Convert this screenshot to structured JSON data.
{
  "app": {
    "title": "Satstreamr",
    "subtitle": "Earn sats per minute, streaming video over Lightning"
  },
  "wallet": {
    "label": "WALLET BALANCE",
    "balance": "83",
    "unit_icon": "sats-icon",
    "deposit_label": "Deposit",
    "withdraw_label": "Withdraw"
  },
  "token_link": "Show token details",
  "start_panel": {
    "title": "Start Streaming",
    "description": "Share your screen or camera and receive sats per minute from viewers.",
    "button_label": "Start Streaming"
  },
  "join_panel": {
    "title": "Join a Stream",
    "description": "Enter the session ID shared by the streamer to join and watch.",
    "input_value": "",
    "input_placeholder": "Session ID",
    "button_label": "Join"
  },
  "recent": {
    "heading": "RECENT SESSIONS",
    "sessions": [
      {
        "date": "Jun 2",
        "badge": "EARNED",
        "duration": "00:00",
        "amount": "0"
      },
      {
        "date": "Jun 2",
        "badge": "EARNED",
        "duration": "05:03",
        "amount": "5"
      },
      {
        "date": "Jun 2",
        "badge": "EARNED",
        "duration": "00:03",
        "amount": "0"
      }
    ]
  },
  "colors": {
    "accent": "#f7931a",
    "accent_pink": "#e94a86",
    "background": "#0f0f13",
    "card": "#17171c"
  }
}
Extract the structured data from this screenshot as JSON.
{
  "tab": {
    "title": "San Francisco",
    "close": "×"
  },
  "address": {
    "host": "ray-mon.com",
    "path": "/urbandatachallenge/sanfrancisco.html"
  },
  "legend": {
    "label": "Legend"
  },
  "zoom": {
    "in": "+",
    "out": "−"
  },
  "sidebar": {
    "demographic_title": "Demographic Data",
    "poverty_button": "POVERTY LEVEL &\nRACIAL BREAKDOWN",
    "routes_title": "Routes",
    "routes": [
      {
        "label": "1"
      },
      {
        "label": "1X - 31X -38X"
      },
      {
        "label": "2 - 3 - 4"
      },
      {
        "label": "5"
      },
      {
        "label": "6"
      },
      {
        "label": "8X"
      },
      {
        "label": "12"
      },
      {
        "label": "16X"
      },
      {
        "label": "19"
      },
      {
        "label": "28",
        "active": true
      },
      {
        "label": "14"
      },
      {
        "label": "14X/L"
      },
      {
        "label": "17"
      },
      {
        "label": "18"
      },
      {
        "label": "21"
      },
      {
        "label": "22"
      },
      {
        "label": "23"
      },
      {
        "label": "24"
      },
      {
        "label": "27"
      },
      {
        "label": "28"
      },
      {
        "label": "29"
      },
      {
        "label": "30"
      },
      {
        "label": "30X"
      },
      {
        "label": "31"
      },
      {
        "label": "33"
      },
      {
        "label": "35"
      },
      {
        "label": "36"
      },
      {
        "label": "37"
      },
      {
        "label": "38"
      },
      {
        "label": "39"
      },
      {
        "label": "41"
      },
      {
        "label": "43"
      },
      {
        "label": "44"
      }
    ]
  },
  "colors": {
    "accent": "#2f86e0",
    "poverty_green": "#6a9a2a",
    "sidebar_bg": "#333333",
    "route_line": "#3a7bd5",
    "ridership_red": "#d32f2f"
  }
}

INSTRUCTIONS FOR THE TASK:
Extract the complete data, matching each line exactly.

SOLVED EXERCISE:
Convert this screenshot to structured JSON data.
{
  "app": {
    "title": "Satstreamr",
    "subtitle": "Earn sats per minute, streaming video over Lightning"
  },
  "wallet": {
    "label": "WALLET BALANCE",
    "balance": "83",
    "unit_icon": "sats-icon",
    "deposit_label": "Deposit",
    "withdraw_label": "Withdraw"
  },
  "token_link": "Show token details",
  "start_panel": {
    "title": "Start Streaming",
    "description": "Share your screen or camera and receive sats per minute from viewers.",
    "button_label": "Start Streaming"
  },
  "join_panel": {
    "title": "Join a Stream",
    "description": "Enter the session ID shared by the streamer to join and watch.",
    "input_value": "",
    "input_placeholder": "Session ID",
    "button_label": "Join"
  },
  "recent": {
    "heading": "RECENT SESSIONS",
    "sessions": [
      {
        "date": "Jun 2",
        "badge": "EARNED",
        "duration": "00:00",
        "amount": "0"
      },
      {
        "date": "Jun 2",
        "badge": "EARNED",
        "duration": "05:03",
        "amount": "5"
      },
      {
        "date": "Jun 2",
        "badge": "EARNED",
        "duration": "00:03",
        "amount": "0"
      }
    ]
  },
  "colors": {
    "accent": "#f7931a",
    "accent_pink": "#e94a86",
    "background": "#0f0f13",
    "card": "#17171c"
  }
}
Extract the structured data from this screenshot as JSON.
{
  "tab": {
    "title": "San Francisco",
    "close": "×"
  },
  "address": {
    "host": "ray-mon.com",
    "path": "/urbandatachallenge/sanfrancisco.html"
  },
  "legend": {
    "label": "Legend"
  },
  "zoom": {
    "in": "+",
    "out": "−"
  },
  "sidebar": {
    "demographic_title": "Demographic Data",
    "poverty_button": "POVERTY LEVEL &\nRACIAL BREAKDOWN",
    "routes_title": "Routes",
    "routes": [
      {
        "label": "1"
      },
      {
        "label": "1X - 31X -38X"
      },
      {
        "label": "2 - 3 - 4"
      },
      {
        "label": "5"
      },
      {
        "label": "6"
      },
      {
        "label": "8X"
      },
      {
        "label": "12"
      },
      {
        "label": "16X"
      },
      {
        "label": "19"
      },
      {
        "label": "28",
        "active": true
      },
      {
        "label": "14"
      },
      {
        "label": "14X/L"
      },
      {
        "label": "17"
      },
      {
        "label": "18"
      },
      {
        "label": "21"
      },
      {
        "label": "22"
      },
      {
        "label": "23"
      },
      {
        "label": "24"
      },
      {
        "label": "27"
      },
      {
        "label": "28"
      },
      {
        "label": "29"
      },
      {
        "label": "30"
      },
      {
        "label": "30X"
      },
      {
        "label": "31"
      },
      {
        "label": "33"
      },
      {
        "label": "35"
      },
      {
        "label": "36"
      },
      {
        "label": "37"
      },
      {
        "label": "38"
      },
      {
        "label": "39"
      },
      {
        "label": "41"
      },
      {
        "label": "43"
      },
      {
        "label": "44"
      }
    ]
  },
  "colors": {
    "accent": "#2f86e0",
    "poverty_green": "#6a9a2a",
    "sidebar_bg": "#333333",
    "route_line": "#3a7bd5",
    "ridership_red": "#d32f2f"
  }
}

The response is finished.